### To do
Each entry must be reproduced precisely as it stands.

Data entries
--

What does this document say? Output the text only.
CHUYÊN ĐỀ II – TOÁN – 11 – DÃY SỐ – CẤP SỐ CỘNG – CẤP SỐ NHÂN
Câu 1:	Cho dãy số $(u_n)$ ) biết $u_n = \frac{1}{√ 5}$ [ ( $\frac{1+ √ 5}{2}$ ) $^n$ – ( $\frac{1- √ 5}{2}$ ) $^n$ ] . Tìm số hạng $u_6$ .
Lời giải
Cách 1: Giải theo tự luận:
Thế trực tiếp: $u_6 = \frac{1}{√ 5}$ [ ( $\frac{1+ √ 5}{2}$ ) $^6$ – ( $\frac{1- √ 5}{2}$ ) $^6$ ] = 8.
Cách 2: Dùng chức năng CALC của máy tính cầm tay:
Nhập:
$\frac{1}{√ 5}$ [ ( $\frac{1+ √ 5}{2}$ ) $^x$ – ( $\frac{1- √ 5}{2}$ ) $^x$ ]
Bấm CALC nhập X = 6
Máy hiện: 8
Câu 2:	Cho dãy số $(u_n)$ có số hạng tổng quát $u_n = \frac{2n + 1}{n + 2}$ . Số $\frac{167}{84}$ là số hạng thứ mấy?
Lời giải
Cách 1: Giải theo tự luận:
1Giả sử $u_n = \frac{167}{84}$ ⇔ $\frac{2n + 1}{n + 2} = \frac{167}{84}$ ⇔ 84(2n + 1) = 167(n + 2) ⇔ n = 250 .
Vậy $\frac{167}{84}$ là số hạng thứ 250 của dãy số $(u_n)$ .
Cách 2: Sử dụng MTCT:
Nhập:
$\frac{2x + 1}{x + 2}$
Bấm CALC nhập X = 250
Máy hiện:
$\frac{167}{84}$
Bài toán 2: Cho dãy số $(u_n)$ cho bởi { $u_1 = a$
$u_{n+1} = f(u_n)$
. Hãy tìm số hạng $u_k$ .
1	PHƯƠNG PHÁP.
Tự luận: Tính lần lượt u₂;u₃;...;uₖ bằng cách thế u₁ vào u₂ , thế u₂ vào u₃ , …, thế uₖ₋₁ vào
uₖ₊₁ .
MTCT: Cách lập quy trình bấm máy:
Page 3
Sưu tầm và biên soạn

--

### Result
What does this document say? Output the text only.
CHUYÊN ĐỀ II – TOÁN – 11 – DÃY SỐ – CẤP SỐ CỘNG – CẤP SỐ NHÂN
Câu 1:	Cho dãy số $(u_n)$ ) biết $u_n = \frac{1}{√ 5}$ [ ( $\frac{1+ √ 5}{2}$ ) $^n$ – ( $\frac{1- √ 5}{2}$ ) $^n$ ] . Tìm số hạng $u_6$ .
Lời giải
Cách 1: Giải theo tự luận:
Thế trực tiếp: $u_6 = \frac{1}{√ 5}$ [ ( $\frac{1+ √ 5}{2}$ ) $^6$ – ( $\frac{1- √ 5}{2}$ ) $^6$ ] = 8.
Cách 2: Dùng chức năng CALC của máy tính cầm tay:
Nhập:
$\frac{1}{√ 5}$ [ ( $\frac{1+ √ 5}{2}$ ) $^x$ – ( $\frac{1- √ 5}{2}$ ) $^x$ ]
Bấm CALC nhập X = 6
Máy hiện: 8
Câu 2:	Cho dãy số $(u_n)$ có số hạng tổng quát $u_n = \frac{2n + 1}{n + 2}$ . Số $\frac{167}{84}$ là số hạng thứ mấy?
Lời giải
Cách 1: Giải theo tự luận:
1Giả sử $u_n = \frac{167}{84}$ ⇔ $\frac{2n + 1}{n + 2} = \frac{167}{84}$ ⇔ 84(2n + 1) = 167(n + 2) ⇔ n = 250 .
Vậy $\frac{167}{84}$ là số hạng thứ 250 của dãy số $(u_n)$ .
Cách 2: Sử dụng MTCT:
Nhập:
$\frac{2x + 1}{x + 2}$
Bấm CALC nhập X = 250
Máy hiện:
$\frac{167}{84}$
Bài toán 2: Cho dãy số $(u_n)$ cho bởi { $u_1 = a$
$u_{n+1} = f(u_n)$
. Hãy tìm số hạng $u_k$ .
1	PHƯƠNG PHÁP.
Tự luận: Tính lần lượt u₂;u₃;...;uₖ bằng cách thế u₁ vào u₂ , thế u₂ vào u₃ , …, thế uₖ₋₁ vào
uₖ₊₁ .
MTCT: Cách lập quy trình bấm máy:
Page 3
Sưu tầm và biên soạn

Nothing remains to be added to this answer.